EXERCISE INSTRUCTIONS: Omit every picture and output the rest of the records exactly as they are.

---------- INPUT FOR THIS TASK

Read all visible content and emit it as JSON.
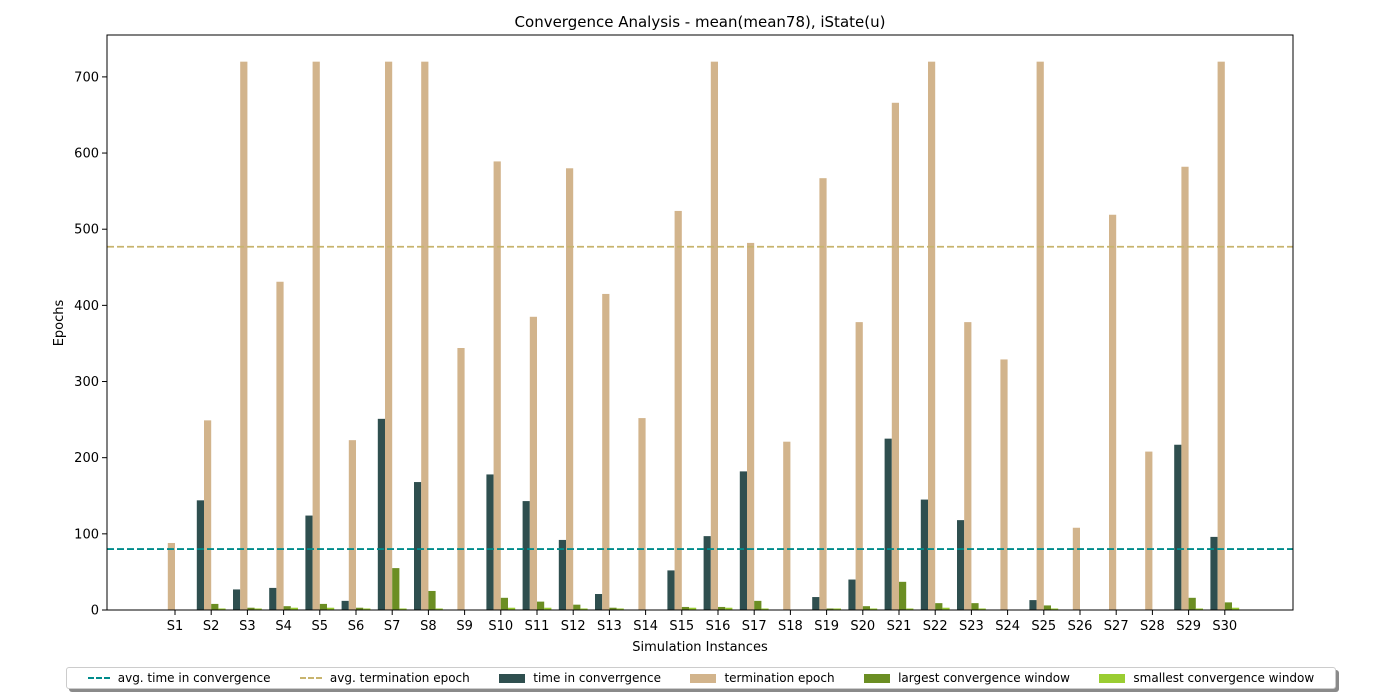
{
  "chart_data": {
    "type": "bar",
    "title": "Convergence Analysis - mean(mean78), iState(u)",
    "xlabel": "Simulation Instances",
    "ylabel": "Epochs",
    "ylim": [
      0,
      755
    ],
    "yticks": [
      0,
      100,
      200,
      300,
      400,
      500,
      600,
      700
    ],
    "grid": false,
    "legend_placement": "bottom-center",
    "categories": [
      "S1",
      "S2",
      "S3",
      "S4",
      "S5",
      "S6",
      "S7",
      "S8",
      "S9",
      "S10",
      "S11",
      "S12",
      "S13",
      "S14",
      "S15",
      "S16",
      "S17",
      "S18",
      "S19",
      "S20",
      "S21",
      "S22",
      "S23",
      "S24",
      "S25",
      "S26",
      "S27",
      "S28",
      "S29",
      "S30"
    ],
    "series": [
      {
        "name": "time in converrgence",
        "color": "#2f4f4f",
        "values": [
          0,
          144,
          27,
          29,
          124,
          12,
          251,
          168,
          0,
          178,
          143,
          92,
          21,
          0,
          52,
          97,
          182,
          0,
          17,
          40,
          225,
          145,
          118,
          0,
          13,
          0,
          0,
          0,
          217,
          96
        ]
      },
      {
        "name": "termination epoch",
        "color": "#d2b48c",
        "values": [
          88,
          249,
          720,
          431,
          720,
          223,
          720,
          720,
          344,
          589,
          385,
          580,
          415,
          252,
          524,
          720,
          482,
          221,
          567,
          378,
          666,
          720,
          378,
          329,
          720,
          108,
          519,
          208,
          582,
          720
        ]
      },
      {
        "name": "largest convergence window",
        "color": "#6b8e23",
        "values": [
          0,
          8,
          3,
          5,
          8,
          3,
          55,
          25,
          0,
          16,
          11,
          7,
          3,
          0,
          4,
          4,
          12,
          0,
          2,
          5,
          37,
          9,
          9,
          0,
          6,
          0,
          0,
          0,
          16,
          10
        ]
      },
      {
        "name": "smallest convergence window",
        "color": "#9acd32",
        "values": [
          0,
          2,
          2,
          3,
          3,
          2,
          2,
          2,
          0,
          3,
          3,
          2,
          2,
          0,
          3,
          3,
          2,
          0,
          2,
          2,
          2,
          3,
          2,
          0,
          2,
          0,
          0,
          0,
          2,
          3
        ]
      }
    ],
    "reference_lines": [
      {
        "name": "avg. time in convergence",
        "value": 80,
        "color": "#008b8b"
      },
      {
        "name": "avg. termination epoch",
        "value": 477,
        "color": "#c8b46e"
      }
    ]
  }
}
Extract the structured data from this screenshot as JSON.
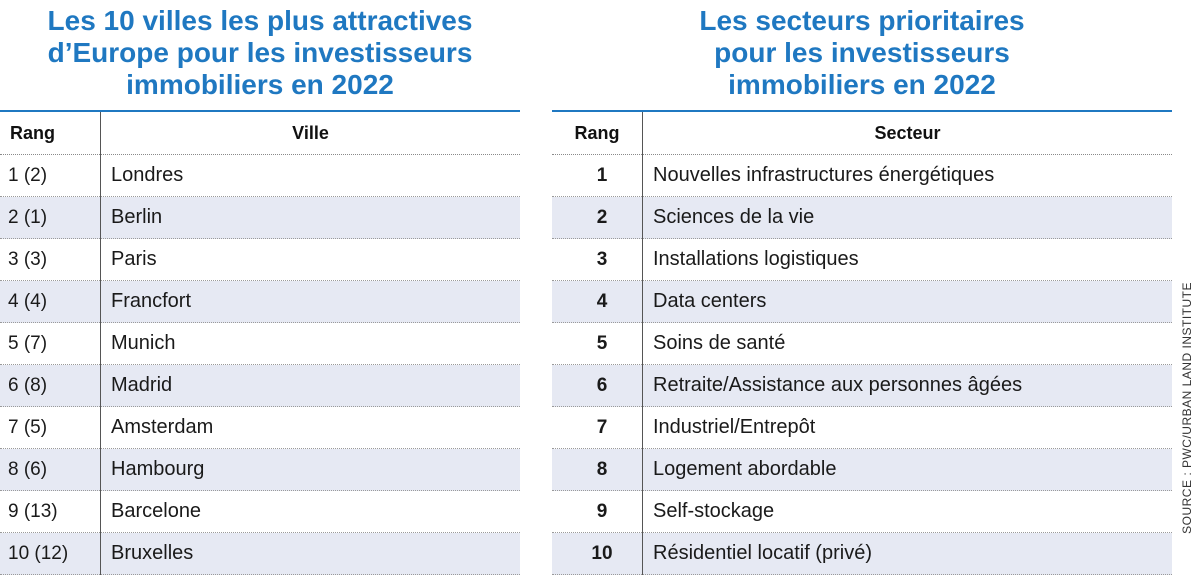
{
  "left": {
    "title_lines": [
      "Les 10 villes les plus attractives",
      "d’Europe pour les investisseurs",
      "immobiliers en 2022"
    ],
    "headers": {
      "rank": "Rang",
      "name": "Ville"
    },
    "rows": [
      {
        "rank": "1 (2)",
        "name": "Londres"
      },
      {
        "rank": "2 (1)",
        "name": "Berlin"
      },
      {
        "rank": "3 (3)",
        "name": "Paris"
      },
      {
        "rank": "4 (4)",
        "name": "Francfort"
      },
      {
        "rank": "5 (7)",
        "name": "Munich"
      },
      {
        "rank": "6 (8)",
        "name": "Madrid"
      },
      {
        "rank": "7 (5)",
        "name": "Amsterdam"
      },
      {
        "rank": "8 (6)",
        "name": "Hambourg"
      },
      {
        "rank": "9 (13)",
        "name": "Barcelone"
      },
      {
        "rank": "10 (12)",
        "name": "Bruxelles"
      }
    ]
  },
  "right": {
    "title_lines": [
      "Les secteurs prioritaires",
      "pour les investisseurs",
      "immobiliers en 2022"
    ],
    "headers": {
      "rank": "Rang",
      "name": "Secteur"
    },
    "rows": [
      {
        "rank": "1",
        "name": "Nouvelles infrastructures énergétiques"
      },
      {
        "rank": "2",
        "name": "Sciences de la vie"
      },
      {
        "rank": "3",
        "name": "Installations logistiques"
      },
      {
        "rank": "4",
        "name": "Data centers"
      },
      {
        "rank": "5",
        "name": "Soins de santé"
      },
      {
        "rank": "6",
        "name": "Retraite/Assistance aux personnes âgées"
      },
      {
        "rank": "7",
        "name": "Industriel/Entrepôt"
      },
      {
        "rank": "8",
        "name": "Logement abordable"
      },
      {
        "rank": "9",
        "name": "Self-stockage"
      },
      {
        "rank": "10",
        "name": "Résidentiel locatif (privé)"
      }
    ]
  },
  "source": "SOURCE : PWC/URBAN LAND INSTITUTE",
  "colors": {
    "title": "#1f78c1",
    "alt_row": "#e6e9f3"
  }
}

--------------------

SOLUTION TO THE EXERCISE:
Read all visible content and emit it as JSON.
{
  "chart_data": {
    "type": "bar",
    "title": "Convergence Analysis - mean(mean78), iState(u)",
    "xlabel": "Simulation Instances",
    "ylabel": "Epochs",
    "ylim": [
      0,
      755
    ],
    "yticks": [
      0,
      100,
      200,
      300,
      400,
      500,
      600,
      700
    ],
    "grid": false,
    "legend_placement": "bottom-center",
    "categories": [
      "S1",
      "S2",
      "S3",
      "S4",
      "S5",
      "S6",
      "S7",
      "S8",
      "S9",
      "S10",
      "S11",
      "S12",
      "S13",
      "S14",
      "S15",
      "S16",
      "S17",
      "S18",
      "S19",
      "S20",
      "S21",
      "S22",
      "S23",
      "S24",
      "S25",
      "S26",
      "S27",
      "S28",
      "S29",
      "S30"
    ],
    "series": [
      {
        "name": "time in converrgence",
        "color": "#2f4f4f",
        "values": [
          0,
          144,
          27,
          29,
          124,
          12,
          251,
          168,
          0,
          178,
          143,
          92,
          21,
          0,
          52,
          97,
          182,
          0,
          17,
          40,
          225,
          145,
          118,
          0,
          13,
          0,
          0,
          0,
          217,
          96
        ]
      },
      {
        "name": "termination epoch",
        "color": "#d2b48c",
        "values": [
          88,
          249,
          720,
          431,
          720,
          223,
          720,
          720,
          344,
          589,
          385,
          580,
          415,
          252,
          524,
          720,
          482,
          221,
          567,
          378,
          666,
          720,
          378,
          329,
          720,
          108,
          519,
          208,
          582,
          720
        ]
      },
      {
        "name": "largest convergence window",
        "color": "#6b8e23",
        "values": [
          0,
          8,
          3,
          5,
          8,
          3,
          55,
          25,
          0,
          16,
          11,
          7,
          3,
          0,
          4,
          4,
          12,
          0,
          2,
          5,
          37,
          9,
          9,
          0,
          6,
          0,
          0,
          0,
          16,
          10
        ]
      },
      {
        "name": "smallest convergence window",
        "color": "#9acd32",
        "values": [
          0,
          2,
          2,
          3,
          3,
          2,
          2,
          2,
          0,
          3,
          3,
          2,
          2,
          0,
          3,
          3,
          2,
          0,
          2,
          2,
          2,
          3,
          2,
          0,
          2,
          0,
          0,
          0,
          2,
          3
        ]
      }
    ],
    "reference_lines": [
      {
        "name": "avg. time in convergence",
        "value": 80,
        "color": "#008b8b"
      },
      {
        "name": "avg. termination epoch",
        "value": 477,
        "color": "#c8b46e"
      }
    ]
  }
}
Extract the structured data from this screenshot as JSON.
{
  "left": {
    "title_lines": [
      "Les 10 villes les plus attractives",
      "d’Europe pour les investisseurs",
      "immobiliers en 2022"
    ],
    "headers": {
      "rank": "Rang",
      "name": "Ville"
    },
    "rows": [
      {
        "rank": "1 (2)",
        "name": "Londres"
      },
      {
        "rank": "2 (1)",
        "name": "Berlin"
      },
      {
        "rank": "3 (3)",
        "name": "Paris"
      },
      {
        "rank": "4 (4)",
        "name": "Francfort"
      },
      {
        "rank": "5 (7)",
        "name": "Munich"
      },
      {
        "rank": "6 (8)",
        "name": "Madrid"
      },
      {
        "rank": "7 (5)",
        "name": "Amsterdam"
      },
      {
        "rank": "8 (6)",
        "name": "Hambourg"
      },
      {
        "rank": "9 (13)",
        "name": "Barcelone"
      },
      {
        "rank": "10 (12)",
        "name": "Bruxelles"
      }
    ]
  },
  "right": {
    "title_lines": [
      "Les secteurs prioritaires",
      "pour les investisseurs",
      "immobiliers en 2022"
    ],
    "headers": {
      "rank": "Rang",
      "name": "Secteur"
    },
    "rows": [
      {
        "rank": "1",
        "name": "Nouvelles infrastructures énergétiques"
      },
      {
        "rank": "2",
        "name": "Sciences de la vie"
      },
      {
        "rank": "3",
        "name": "Installations logistiques"
      },
      {
        "rank": "4",
        "name": "Data centers"
      },
      {
        "rank": "5",
        "name": "Soins de santé"
      },
      {
        "rank": "6",
        "name": "Retraite/Assistance aux personnes âgées"
      },
      {
        "rank": "7",
        "name": "Industriel/Entrepôt"
      },
      {
        "rank": "8",
        "name": "Logement abordable"
      },
      {
        "rank": "9",
        "name": "Self-stockage"
      },
      {
        "rank": "10",
        "name": "Résidentiel locatif (privé)"
      }
    ]
  },
  "source": "SOURCE : PWC/URBAN LAND INSTITUTE",
  "colors": {
    "title": "#1f78c1",
    "alt_row": "#e6e9f3"
  }
}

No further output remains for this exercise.